Start of Dataset extract
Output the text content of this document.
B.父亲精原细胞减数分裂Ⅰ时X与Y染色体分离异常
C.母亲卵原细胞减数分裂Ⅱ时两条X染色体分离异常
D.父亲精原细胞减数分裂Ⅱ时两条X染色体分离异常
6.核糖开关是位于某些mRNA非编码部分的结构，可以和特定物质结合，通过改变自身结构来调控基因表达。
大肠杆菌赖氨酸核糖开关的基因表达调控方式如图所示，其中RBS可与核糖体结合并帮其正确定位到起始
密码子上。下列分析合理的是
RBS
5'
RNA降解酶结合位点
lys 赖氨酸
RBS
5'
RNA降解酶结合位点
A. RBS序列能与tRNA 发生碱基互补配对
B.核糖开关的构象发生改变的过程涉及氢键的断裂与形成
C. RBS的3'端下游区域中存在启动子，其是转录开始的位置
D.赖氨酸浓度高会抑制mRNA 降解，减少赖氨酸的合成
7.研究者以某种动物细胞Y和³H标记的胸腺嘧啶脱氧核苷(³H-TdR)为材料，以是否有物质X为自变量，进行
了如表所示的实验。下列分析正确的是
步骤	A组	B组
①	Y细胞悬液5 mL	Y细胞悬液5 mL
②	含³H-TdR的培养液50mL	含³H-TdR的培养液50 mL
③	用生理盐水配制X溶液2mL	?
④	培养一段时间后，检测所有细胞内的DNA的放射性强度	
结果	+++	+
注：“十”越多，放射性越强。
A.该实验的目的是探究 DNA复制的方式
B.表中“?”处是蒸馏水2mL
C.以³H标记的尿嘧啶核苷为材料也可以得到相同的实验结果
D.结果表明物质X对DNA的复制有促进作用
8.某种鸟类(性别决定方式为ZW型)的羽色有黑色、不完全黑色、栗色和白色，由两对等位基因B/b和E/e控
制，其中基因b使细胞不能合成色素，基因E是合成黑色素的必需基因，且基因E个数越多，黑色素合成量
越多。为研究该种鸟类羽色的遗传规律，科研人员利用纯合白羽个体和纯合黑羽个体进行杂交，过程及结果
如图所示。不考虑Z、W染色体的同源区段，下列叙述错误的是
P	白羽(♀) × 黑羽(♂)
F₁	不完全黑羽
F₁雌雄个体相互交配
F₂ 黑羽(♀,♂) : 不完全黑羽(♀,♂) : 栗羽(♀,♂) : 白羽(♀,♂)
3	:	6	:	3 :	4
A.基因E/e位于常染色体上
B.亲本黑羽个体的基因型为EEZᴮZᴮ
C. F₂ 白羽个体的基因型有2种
End of Dataset extract
Send back all of the material exactly as given.

Written answer:
Output the text content of this document.
B.父亲精原细胞减数分裂Ⅰ时X与Y染色体分离异常
C.母亲卵原细胞减数分裂Ⅱ时两条X染色体分离异常
D.父亲精原细胞减数分裂Ⅱ时两条X染色体分离异常
6.核糖开关是位于某些mRNA非编码部分的结构，可以和特定物质结合，通过改变自身结构来调控基因表达。
大肠杆菌赖氨酸核糖开关的基因表达调控方式如图所示，其中RBS可与核糖体结合并帮其正确定位到起始
密码子上。下列分析合理的是
RBS
5'
RNA降解酶结合位点
lys 赖氨酸
RBS
5'
RNA降解酶结合位点
A. RBS序列能与tRNA 发生碱基互补配对
B.核糖开关的构象发生改变的过程涉及氢键的断裂与形成
C. RBS的3'端下游区域中存在启动子，其是转录开始的位置
D.赖氨酸浓度高会抑制mRNA 降解，减少赖氨酸的合成
7.研究者以某种动物细胞Y和³H标记的胸腺嘧啶脱氧核苷(³H-TdR)为材料，以是否有物质X为自变量，进行
了如表所示的实验。下列分析正确的是
步骤	A组	B组
①	Y细胞悬液5 mL	Y细胞悬液5 mL
②	含³H-TdR的培养液50mL	含³H-TdR的培养液50 mL
③	用生理盐水配制X溶液2mL	?
④	培养一段时间后，检测所有细胞内的DNA的放射性强度	
结果	+++	+
注：“十”越多，放射性越强。
A.该实验的目的是探究 DNA复制的方式
B.表中“?”处是蒸馏水2mL
C.以³H标记的尿嘧啶核苷为材料也可以得到相同的实验结果
D.结果表明物质X对DNA的复制有促进作用
8.某种鸟类(性别决定方式为ZW型)的羽色有黑色、不完全黑色、栗色和白色，由两对等位基因B/b和E/e控
制，其中基因b使细胞不能合成色素，基因E是合成黑色素的必需基因，且基因E个数越多，黑色素合成量
越多。为研究该种鸟类羽色的遗传规律，科研人员利用纯合白羽个体和纯合黑羽个体进行杂交，过程及结果
如图所示。不考虑Z、W染色体的同源区段，下列叙述错误的是
P	白羽(♀) × 黑羽(♂)
F₁	不完全黑羽
F₁雌雄个体相互交配
F₂ 黑羽(♀,♂) : 不完全黑羽(♀,♂) : 栗羽(♀,♂) : 白羽(♀,♂)
3	:	6	:	3 :	4
A.基因E/e位于常染色体上
B.亲本黑羽个体的基因型为EEZᴮZᴮ
C. F₂ 白羽个体的基因型有2种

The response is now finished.